Material provided:
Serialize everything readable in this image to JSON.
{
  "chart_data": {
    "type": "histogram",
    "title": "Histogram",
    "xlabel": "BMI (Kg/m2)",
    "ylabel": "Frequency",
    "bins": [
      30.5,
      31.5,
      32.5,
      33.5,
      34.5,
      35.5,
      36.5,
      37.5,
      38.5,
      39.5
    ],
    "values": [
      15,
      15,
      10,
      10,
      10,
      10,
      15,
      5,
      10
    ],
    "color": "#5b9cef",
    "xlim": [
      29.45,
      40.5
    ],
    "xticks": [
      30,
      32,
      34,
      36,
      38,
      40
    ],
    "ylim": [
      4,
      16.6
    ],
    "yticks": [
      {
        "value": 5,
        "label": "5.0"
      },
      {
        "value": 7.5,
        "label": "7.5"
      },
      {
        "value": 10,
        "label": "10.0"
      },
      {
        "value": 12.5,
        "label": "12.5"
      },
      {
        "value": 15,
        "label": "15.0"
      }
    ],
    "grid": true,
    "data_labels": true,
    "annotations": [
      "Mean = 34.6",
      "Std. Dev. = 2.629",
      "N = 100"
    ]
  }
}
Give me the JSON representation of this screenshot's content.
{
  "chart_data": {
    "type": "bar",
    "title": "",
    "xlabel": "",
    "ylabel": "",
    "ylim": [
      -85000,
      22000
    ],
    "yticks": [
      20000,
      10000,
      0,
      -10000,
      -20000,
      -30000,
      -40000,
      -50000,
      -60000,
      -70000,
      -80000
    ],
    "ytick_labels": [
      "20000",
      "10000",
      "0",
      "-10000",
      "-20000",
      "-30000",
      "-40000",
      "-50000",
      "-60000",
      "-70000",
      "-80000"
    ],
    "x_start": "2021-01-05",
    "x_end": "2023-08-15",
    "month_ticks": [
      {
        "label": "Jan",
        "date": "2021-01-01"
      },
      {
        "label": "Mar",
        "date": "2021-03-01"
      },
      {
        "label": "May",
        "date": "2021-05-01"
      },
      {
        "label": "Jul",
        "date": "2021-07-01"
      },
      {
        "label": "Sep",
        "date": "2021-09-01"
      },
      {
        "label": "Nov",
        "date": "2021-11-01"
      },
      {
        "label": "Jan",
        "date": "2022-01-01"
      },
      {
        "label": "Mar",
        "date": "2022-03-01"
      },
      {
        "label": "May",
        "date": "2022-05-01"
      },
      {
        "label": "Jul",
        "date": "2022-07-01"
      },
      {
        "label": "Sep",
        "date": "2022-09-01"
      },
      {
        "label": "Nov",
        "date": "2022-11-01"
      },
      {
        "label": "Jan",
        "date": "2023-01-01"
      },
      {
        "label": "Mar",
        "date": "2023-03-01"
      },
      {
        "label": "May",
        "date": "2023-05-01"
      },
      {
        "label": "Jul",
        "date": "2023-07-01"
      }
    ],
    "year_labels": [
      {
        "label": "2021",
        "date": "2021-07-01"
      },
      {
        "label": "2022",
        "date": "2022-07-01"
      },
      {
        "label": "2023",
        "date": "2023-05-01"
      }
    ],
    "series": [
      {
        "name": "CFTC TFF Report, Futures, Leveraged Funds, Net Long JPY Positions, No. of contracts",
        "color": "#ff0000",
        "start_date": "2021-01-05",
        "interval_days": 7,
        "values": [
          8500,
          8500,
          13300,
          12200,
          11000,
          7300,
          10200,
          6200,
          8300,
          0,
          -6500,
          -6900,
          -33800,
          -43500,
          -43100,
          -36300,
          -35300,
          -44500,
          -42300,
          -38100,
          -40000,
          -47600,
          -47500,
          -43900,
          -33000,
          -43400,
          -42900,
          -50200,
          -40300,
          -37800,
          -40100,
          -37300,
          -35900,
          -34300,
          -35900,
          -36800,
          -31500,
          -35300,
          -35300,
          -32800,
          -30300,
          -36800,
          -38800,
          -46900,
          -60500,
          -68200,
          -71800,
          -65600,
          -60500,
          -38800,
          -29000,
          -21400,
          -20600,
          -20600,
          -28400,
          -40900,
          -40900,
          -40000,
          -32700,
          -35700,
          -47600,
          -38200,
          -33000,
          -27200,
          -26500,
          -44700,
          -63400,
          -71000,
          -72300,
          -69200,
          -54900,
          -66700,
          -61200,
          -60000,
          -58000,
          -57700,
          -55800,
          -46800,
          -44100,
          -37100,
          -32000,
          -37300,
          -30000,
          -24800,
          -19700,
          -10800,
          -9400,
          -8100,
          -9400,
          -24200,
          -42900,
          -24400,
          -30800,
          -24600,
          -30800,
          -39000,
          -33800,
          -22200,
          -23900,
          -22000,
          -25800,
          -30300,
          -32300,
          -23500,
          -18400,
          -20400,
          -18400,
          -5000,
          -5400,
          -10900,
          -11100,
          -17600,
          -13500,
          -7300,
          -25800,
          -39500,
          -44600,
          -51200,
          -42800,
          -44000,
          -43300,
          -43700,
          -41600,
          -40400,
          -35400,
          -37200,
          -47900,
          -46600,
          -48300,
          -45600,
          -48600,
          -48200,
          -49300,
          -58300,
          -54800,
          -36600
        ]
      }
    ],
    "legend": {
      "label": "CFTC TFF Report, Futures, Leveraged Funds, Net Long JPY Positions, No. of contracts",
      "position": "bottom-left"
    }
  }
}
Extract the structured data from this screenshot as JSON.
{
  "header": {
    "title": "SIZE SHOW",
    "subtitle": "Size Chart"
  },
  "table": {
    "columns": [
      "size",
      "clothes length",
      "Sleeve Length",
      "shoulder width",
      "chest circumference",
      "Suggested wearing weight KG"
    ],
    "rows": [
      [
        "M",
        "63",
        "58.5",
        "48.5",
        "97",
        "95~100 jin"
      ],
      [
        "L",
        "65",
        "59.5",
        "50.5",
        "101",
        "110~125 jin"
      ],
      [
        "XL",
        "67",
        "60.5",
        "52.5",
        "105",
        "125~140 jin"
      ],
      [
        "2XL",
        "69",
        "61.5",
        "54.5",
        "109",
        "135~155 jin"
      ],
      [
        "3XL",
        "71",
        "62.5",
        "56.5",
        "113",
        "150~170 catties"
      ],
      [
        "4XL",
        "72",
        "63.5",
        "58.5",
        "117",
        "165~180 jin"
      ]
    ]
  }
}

Your goal: Each line of the material above must be retyped precisely.

Answer to the task:
Serialize everything readable in this image to JSON.
{
  "chart_data": {
    "type": "histogram",
    "title": "Histogram",
    "xlabel": "BMI (Kg/m2)",
    "ylabel": "Frequency",
    "bins": [
      30.5,
      31.5,
      32.5,
      33.5,
      34.5,
      35.5,
      36.5,
      37.5,
      38.5,
      39.5
    ],
    "values": [
      15,
      15,
      10,
      10,
      10,
      10,
      15,
      5,
      10
    ],
    "color": "#5b9cef",
    "xlim": [
      29.45,
      40.5
    ],
    "xticks": [
      30,
      32,
      34,
      36,
      38,
      40
    ],
    "ylim": [
      4,
      16.6
    ],
    "yticks": [
      {
        "value": 5,
        "label": "5.0"
      },
      {
        "value": 7.5,
        "label": "7.5"
      },
      {
        "value": 10,
        "label": "10.0"
      },
      {
        "value": 12.5,
        "label": "12.5"
      },
      {
        "value": 15,
        "label": "15.0"
      }
    ],
    "grid": true,
    "data_labels": true,
    "annotations": [
      "Mean = 34.6",
      "Std. Dev. = 2.629",
      "N = 100"
    ]
  }
}
Give me the JSON representation of this screenshot's content.
{
  "chart_data": {
    "type": "bar",
    "title": "",
    "xlabel": "",
    "ylabel": "",
    "ylim": [
      -85000,
      22000
    ],
    "yticks": [
      20000,
      10000,
      0,
      -10000,
      -20000,
      -30000,
      -40000,
      -50000,
      -60000,
      -70000,
      -80000
    ],
    "ytick_labels": [
      "20000",
      "10000",
      "0",
      "-10000",
      "-20000",
      "-30000",
      "-40000",
      "-50000",
      "-60000",
      "-70000",
      "-80000"
    ],
    "x_start": "2021-01-05",
    "x_end": "2023-08-15",
    "month_ticks": [
      {
        "label": "Jan",
        "date": "2021-01-01"
      },
      {
        "label": "Mar",
        "date": "2021-03-01"
      },
      {
        "label": "May",
        "date": "2021-05-01"
      },
      {
        "label": "Jul",
        "date": "2021-07-01"
      },
      {
        "label": "Sep",
        "date": "2021-09-01"
      },
      {
        "label": "Nov",
        "date": "2021-11-01"
      },
      {
        "label": "Jan",
        "date": "2022-01-01"
      },
      {
        "label": "Mar",
        "date": "2022-03-01"
      },
      {
        "label": "May",
        "date": "2022-05-01"
      },
      {
        "label": "Jul",
        "date": "2022-07-01"
      },
      {
        "label": "Sep",
        "date": "2022-09-01"
      },
      {
        "label": "Nov",
        "date": "2022-11-01"
      },
      {
        "label": "Jan",
        "date": "2023-01-01"
      },
      {
        "label": "Mar",
        "date": "2023-03-01"
      },
      {
        "label": "May",
        "date": "2023-05-01"
      },
      {
        "label": "Jul",
        "date": "2023-07-01"
      }
    ],
    "year_labels": [
      {
        "label": "2021",
        "date": "2021-07-01"
      },
      {
        "label": "2022",
        "date": "2022-07-01"
      },
      {
        "label": "2023",
        "date": "2023-05-01"
      }
    ],
    "series": [
      {
        "name": "CFTC TFF Report, Futures, Leveraged Funds, Net Long JPY Positions, No. of contracts",
        "color": "#ff0000",
        "start_date": "2021-01-05",
        "interval_days": 7,
        "values": [
          8500,
          8500,
          13300,
          12200,
          11000,
          7300,
          10200,
          6200,
          8300,
          0,
          -6500,
          -6900,
          -33800,
          -43500,
          -43100,
          -36300,
          -35300,
          -44500,
          -42300,
          -38100,
          -40000,
          -47600,
          -47500,
          -43900,
          -33000,
          -43400,
          -42900,
          -50200,
          -40300,
          -37800,
          -40100,
          -37300,
          -35900,
          -34300,
          -35900,
          -36800,
          -31500,
          -35300,
          -35300,
          -32800,
          -30300,
          -36800,
          -38800,
          -46900,
          -60500,
          -68200,
          -71800,
          -65600,
          -60500,
          -38800,
          -29000,
          -21400,
          -20600,
          -20600,
          -28400,
          -40900,
          -40900,
          -40000,
          -32700,
          -35700,
          -47600,
          -38200,
          -33000,
          -27200,
          -26500,
          -44700,
          -63400,
          -71000,
          -72300,
          -69200,
          -54900,
          -66700,
          -61200,
          -60000,
          -58000,
          -57700,
          -55800,
          -46800,
          -44100,
          -37100,
          -32000,
          -37300,
          -30000,
          -24800,
          -19700,
          -10800,
          -9400,
          -8100,
          -9400,
          -24200,
          -42900,
          -24400,
          -30800,
          -24600,
          -30800,
          -39000,
          -33800,
          -22200,
          -23900,
          -22000,
          -25800,
          -30300,
          -32300,
          -23500,
          -18400,
          -20400,
          -18400,
          -5000,
          -5400,
          -10900,
          -11100,
          -17600,
          -13500,
          -7300,
          -25800,
          -39500,
          -44600,
          -51200,
          -42800,
          -44000,
          -43300,
          -43700,
          -41600,
          -40400,
          -35400,
          -37200,
          -47900,
          -46600,
          -48300,
          -45600,
          -48600,
          -48200,
          -49300,
          -58300,
          -54800,
          -36600
        ]
      }
    ],
    "legend": {
      "label": "CFTC TFF Report, Futures, Leveraged Funds, Net Long JPY Positions, No. of contracts",
      "position": "bottom-left"
    }
  }
}
Extract the structured data from this screenshot as JSON.
{
  "header": {
    "title": "SIZE SHOW",
    "subtitle": "Size Chart"
  },
  "table": {
    "columns": [
      "size",
      "clothes length",
      "Sleeve Length",
      "shoulder width",
      "chest circumference",
      "Suggested wearing weight KG"
    ],
    "rows": [
      [
        "M",
        "63",
        "58.5",
        "48.5",
        "97",
        "95~100 jin"
      ],
      [
        "L",
        "65",
        "59.5",
        "50.5",
        "101",
        "110~125 jin"
      ],
      [
        "XL",
        "67",
        "60.5",
        "52.5",
        "105",
        "125~140 jin"
      ],
      [
        "2XL",
        "69",
        "61.5",
        "54.5",
        "109",
        "135~155 jin"
      ],
      [
        "3XL",
        "71",
        "62.5",
        "56.5",
        "113",
        "150~170 catties"
      ],
      [
        "4XL",
        "72",
        "63.5",
        "58.5",
        "117",
        "165~180 jin"
      ]
    ]
  }
}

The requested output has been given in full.